● Task details:
Copy out all of the material, matching it word for word.

● Information provided:
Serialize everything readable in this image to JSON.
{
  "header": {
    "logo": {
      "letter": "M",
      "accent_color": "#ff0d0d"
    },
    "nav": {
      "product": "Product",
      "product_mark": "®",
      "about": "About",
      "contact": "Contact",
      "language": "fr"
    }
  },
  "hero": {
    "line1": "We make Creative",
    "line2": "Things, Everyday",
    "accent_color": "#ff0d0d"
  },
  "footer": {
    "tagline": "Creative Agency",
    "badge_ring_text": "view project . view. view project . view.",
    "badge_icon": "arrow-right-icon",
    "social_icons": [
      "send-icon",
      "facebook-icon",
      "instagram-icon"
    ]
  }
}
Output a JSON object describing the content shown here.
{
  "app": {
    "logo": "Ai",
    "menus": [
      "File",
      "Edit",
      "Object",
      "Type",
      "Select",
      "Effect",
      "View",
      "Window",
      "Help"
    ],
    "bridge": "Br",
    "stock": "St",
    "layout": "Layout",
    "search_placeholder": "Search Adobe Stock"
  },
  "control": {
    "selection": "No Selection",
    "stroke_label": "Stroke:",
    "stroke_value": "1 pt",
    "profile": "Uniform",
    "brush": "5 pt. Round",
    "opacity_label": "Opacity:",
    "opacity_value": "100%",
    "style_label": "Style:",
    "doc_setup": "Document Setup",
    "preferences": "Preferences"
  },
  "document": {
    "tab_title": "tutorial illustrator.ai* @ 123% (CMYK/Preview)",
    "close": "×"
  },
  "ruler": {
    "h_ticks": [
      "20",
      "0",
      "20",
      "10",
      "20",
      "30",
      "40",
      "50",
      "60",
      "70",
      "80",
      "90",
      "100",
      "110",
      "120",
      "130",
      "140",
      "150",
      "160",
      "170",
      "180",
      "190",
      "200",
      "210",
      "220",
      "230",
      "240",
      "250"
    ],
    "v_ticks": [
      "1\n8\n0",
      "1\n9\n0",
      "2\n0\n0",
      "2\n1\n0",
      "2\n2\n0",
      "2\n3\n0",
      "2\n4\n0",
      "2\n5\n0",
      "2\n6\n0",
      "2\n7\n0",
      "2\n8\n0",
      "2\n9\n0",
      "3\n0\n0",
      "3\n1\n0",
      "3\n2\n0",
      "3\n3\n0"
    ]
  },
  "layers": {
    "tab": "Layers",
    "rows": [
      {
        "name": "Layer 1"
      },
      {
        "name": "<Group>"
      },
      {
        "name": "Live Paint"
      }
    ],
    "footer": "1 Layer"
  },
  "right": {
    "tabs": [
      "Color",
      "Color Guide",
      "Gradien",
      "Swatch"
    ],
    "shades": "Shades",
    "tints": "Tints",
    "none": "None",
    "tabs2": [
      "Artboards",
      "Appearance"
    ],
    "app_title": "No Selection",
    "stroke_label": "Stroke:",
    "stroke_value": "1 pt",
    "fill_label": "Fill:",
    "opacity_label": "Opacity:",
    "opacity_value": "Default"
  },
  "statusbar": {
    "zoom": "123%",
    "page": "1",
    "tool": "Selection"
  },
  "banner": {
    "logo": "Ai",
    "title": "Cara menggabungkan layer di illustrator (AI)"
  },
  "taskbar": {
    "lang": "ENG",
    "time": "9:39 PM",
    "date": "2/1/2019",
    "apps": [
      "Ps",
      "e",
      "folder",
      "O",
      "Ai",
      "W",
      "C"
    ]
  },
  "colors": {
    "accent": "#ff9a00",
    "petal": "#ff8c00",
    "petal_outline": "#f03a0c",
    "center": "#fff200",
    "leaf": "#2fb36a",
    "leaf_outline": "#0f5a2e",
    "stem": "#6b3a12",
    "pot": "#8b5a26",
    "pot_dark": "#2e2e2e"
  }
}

● Completed task:
Serialize everything readable in this image to JSON.
{
  "header": {
    "logo": {
      "letter": "M",
      "accent_color": "#ff0d0d"
    },
    "nav": {
      "product": "Product",
      "product_mark": "®",
      "about": "About",
      "contact": "Contact",
      "language": "fr"
    }
  },
  "hero": {
    "line1": "We make Creative",
    "line2": "Things, Everyday",
    "accent_color": "#ff0d0d"
  },
  "footer": {
    "tagline": "Creative Agency",
    "badge_ring_text": "view project . view. view project . view.",
    "badge_icon": "arrow-right-icon",
    "social_icons": [
      "send-icon",
      "facebook-icon",
      "instagram-icon"
    ]
  }
}
Output a JSON object describing the content shown here.
{
  "app": {
    "logo": "Ai",
    "menus": [
      "File",
      "Edit",
      "Object",
      "Type",
      "Select",
      "Effect",
      "View",
      "Window",
      "Help"
    ],
    "bridge": "Br",
    "stock": "St",
    "layout": "Layout",
    "search_placeholder": "Search Adobe Stock"
  },
  "control": {
    "selection": "No Selection",
    "stroke_label": "Stroke:",
    "stroke_value": "1 pt",
    "profile": "Uniform",
    "brush": "5 pt. Round",
    "opacity_label": "Opacity:",
    "opacity_value": "100%",
    "style_label": "Style:",
    "doc_setup": "Document Setup",
    "preferences": "Preferences"
  },
  "document": {
    "tab_title": "tutorial illustrator.ai* @ 123% (CMYK/Preview)",
    "close": "×"
  },
  "ruler": {
    "h_ticks": [
      "20",
      "0",
      "20",
      "10",
      "20",
      "30",
      "40",
      "50",
      "60",
      "70",
      "80",
      "90",
      "100",
      "110",
      "120",
      "130",
      "140",
      "150",
      "160",
      "170",
      "180",
      "190",
      "200",
      "210",
      "220",
      "230",
      "240",
      "250"
    ],
    "v_ticks": [
      "1\n8\n0",
      "1\n9\n0",
      "2\n0\n0",
      "2\n1\n0",
      "2\n2\n0",
      "2\n3\n0",
      "2\n4\n0",
      "2\n5\n0",
      "2\n6\n0",
      "2\n7\n0",
      "2\n8\n0",
      "2\n9\n0",
      "3\n0\n0",
      "3\n1\n0",
      "3\n2\n0",
      "3\n3\n0"
    ]
  },
  "layers": {
    "tab": "Layers",
    "rows": [
      {
        "name": "Layer 1"
      },
      {
        "name": "<Group>"
      },
      {
        "name": "Live Paint"
      }
    ],
    "footer": "1 Layer"
  },
  "right": {
    "tabs": [
      "Color",
      "Color Guide",
      "Gradien",
      "Swatch"
    ],
    "shades": "Shades",
    "tints": "Tints",
    "none": "None",
    "tabs2": [
      "Artboards",
      "Appearance"
    ],
    "app_title": "No Selection",
    "stroke_label": "Stroke:",
    "stroke_value": "1 pt",
    "fill_label": "Fill:",
    "opacity_label": "Opacity:",
    "opacity_value": "Default"
  },
  "statusbar": {
    "zoom": "123%",
    "page": "1",
    "tool": "Selection"
  },
  "banner": {
    "logo": "Ai",
    "title": "Cara menggabungkan layer di illustrator (AI)"
  },
  "taskbar": {
    "lang": "ENG",
    "time": "9:39 PM",
    "date": "2/1/2019",
    "apps": [
      "Ps",
      "e",
      "folder",
      "O",
      "Ai",
      "W",
      "C"
    ]
  },
  "colors": {
    "accent": "#ff9a00",
    "petal": "#ff8c00",
    "petal_outline": "#f03a0c",
    "center": "#fff200",
    "leaf": "#2fb36a",
    "leaf_outline": "#0f5a2e",
    "stem": "#6b3a12",
    "pot": "#8b5a26",
    "pot_dark": "#2e2e2e"
  }
}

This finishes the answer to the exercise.